(Recorded information)
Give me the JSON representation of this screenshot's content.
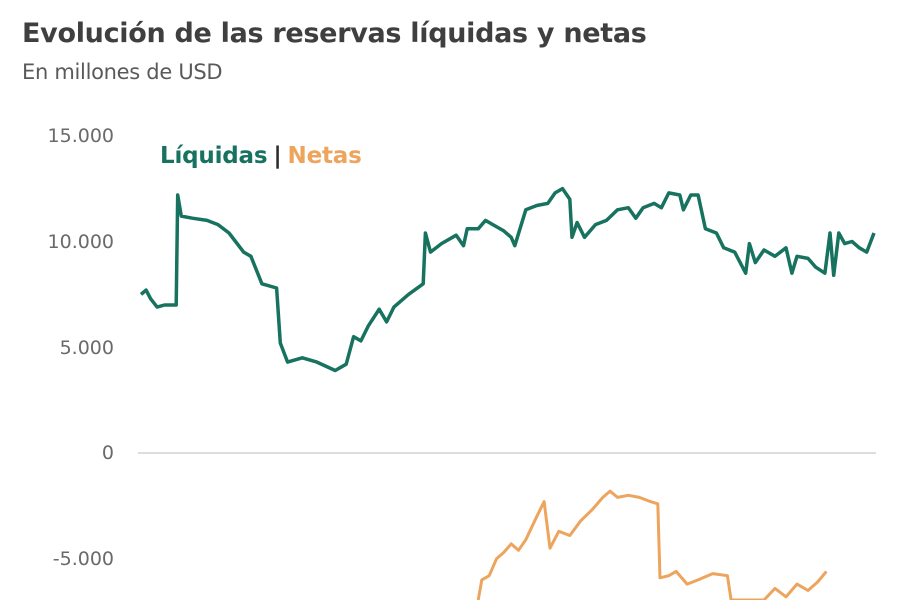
{
  "header": {
    "title": "Evolución de las reservas líquidas y netas",
    "subtitle": "En millones de USD"
  },
  "legend": {
    "liquidas": "Líquidas",
    "separator": "|",
    "netas": "Netas"
  },
  "colors": {
    "liquidas": "#17725f",
    "netas": "#eda45c",
    "zero_line": "#dddddd",
    "text": "#3f3f3f"
  },
  "axis": {
    "yticks": [
      {
        "value": 15000,
        "label": "15.000"
      },
      {
        "value": 10000,
        "label": "10.000"
      },
      {
        "value": 5000,
        "label": "5.000"
      },
      {
        "value": 0,
        "label": "0"
      },
      {
        "value": -5000,
        "label": "-5.000"
      }
    ]
  },
  "chart_data": {
    "type": "line",
    "title": "Evolución de las reservas líquidas y netas",
    "subtitle": "En millones de USD",
    "xlabel": "",
    "ylabel": "",
    "ylim": [
      -7000,
      15000
    ],
    "grid": "zero line only",
    "legend_position": "top-left inside plot",
    "x_index_range": [
      0,
      100
    ],
    "series": [
      {
        "name": "Líquidas",
        "color": "#17725f",
        "points": [
          [
            0,
            7500
          ],
          [
            0.7,
            7700
          ],
          [
            1.3,
            7300
          ],
          [
            2.2,
            6900
          ],
          [
            3.2,
            7000
          ],
          [
            4.8,
            7000
          ],
          [
            5.0,
            12200
          ],
          [
            5.5,
            11200
          ],
          [
            7,
            11100
          ],
          [
            9,
            11000
          ],
          [
            10.5,
            10800
          ],
          [
            12,
            10400
          ],
          [
            14,
            9500
          ],
          [
            15,
            9300
          ],
          [
            16.5,
            8000
          ],
          [
            18.5,
            7800
          ],
          [
            19,
            5200
          ],
          [
            20,
            4300
          ],
          [
            22,
            4500
          ],
          [
            24,
            4300
          ],
          [
            26.5,
            3900
          ],
          [
            28,
            4200
          ],
          [
            29,
            5500
          ],
          [
            30,
            5300
          ],
          [
            31,
            6000
          ],
          [
            32.5,
            6800
          ],
          [
            33.5,
            6200
          ],
          [
            34.5,
            6900
          ],
          [
            36.5,
            7500
          ],
          [
            38.5,
            8000
          ],
          [
            38.8,
            10400
          ],
          [
            39.5,
            9500
          ],
          [
            41,
            9900
          ],
          [
            43,
            10300
          ],
          [
            44,
            9800
          ],
          [
            44.5,
            10600
          ],
          [
            46,
            10600
          ],
          [
            47,
            11000
          ],
          [
            48,
            10800
          ],
          [
            49.5,
            10500
          ],
          [
            50.5,
            10200
          ],
          [
            51,
            9800
          ],
          [
            52.5,
            11500
          ],
          [
            54,
            11700
          ],
          [
            55.5,
            11800
          ],
          [
            56.5,
            12300
          ],
          [
            57.5,
            12500
          ],
          [
            58.5,
            12000
          ],
          [
            58.8,
            10200
          ],
          [
            59.5,
            10900
          ],
          [
            60.5,
            10200
          ],
          [
            62,
            10800
          ],
          [
            63.5,
            11000
          ],
          [
            65,
            11500
          ],
          [
            66.5,
            11600
          ],
          [
            67.5,
            11100
          ],
          [
            68.5,
            11600
          ],
          [
            70,
            11800
          ],
          [
            71,
            11600
          ],
          [
            72,
            12300
          ],
          [
            73.5,
            12200
          ],
          [
            74,
            11500
          ],
          [
            75,
            12200
          ],
          [
            76,
            12200
          ],
          [
            77,
            10600
          ],
          [
            78.5,
            10400
          ],
          [
            79.5,
            9700
          ],
          [
            81,
            9500
          ],
          [
            82.5,
            8500
          ],
          [
            83,
            9900
          ],
          [
            83.8,
            9000
          ],
          [
            85,
            9600
          ],
          [
            86.5,
            9300
          ],
          [
            88,
            9700
          ],
          [
            88.8,
            8500
          ],
          [
            89.5,
            9300
          ],
          [
            91,
            9200
          ],
          [
            92,
            8800
          ],
          [
            93.3,
            8500
          ],
          [
            94,
            10400
          ],
          [
            94.5,
            8400
          ],
          [
            95.2,
            10400
          ],
          [
            96,
            9900
          ],
          [
            97,
            10000
          ],
          [
            98,
            9700
          ],
          [
            99,
            9500
          ],
          [
            100,
            10400
          ]
        ]
      },
      {
        "name": "Netas",
        "color": "#eda45c",
        "points": [
          [
            46,
            -7000
          ],
          [
            46.5,
            -6000
          ],
          [
            47.5,
            -5800
          ],
          [
            48.5,
            -5000
          ],
          [
            49.5,
            -4700
          ],
          [
            50.5,
            -4300
          ],
          [
            51.5,
            -4600
          ],
          [
            52.5,
            -4100
          ],
          [
            54,
            -3000
          ],
          [
            55,
            -2300
          ],
          [
            55.8,
            -4500
          ],
          [
            57,
            -3700
          ],
          [
            58.5,
            -3900
          ],
          [
            60,
            -3200
          ],
          [
            61.5,
            -2700
          ],
          [
            63,
            -2100
          ],
          [
            64,
            -1800
          ],
          [
            65,
            -2100
          ],
          [
            66.5,
            -2000
          ],
          [
            68,
            -2100
          ],
          [
            69.5,
            -2300
          ],
          [
            70.5,
            -2400
          ],
          [
            70.8,
            -5900
          ],
          [
            72,
            -5800
          ],
          [
            73,
            -5600
          ],
          [
            74.5,
            -6200
          ],
          [
            76,
            -6000
          ],
          [
            78,
            -5700
          ],
          [
            80,
            -5800
          ],
          [
            80.5,
            -7000
          ],
          [
            85,
            -7000
          ],
          [
            86.5,
            -6400
          ],
          [
            88,
            -6800
          ],
          [
            89.5,
            -6200
          ],
          [
            91,
            -6500
          ],
          [
            92.3,
            -6100
          ],
          [
            93.5,
            -5600
          ]
        ]
      }
    ]
  }
}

(What is required) How many of these lines contain "value"? Write only the number.

(Written answer) 5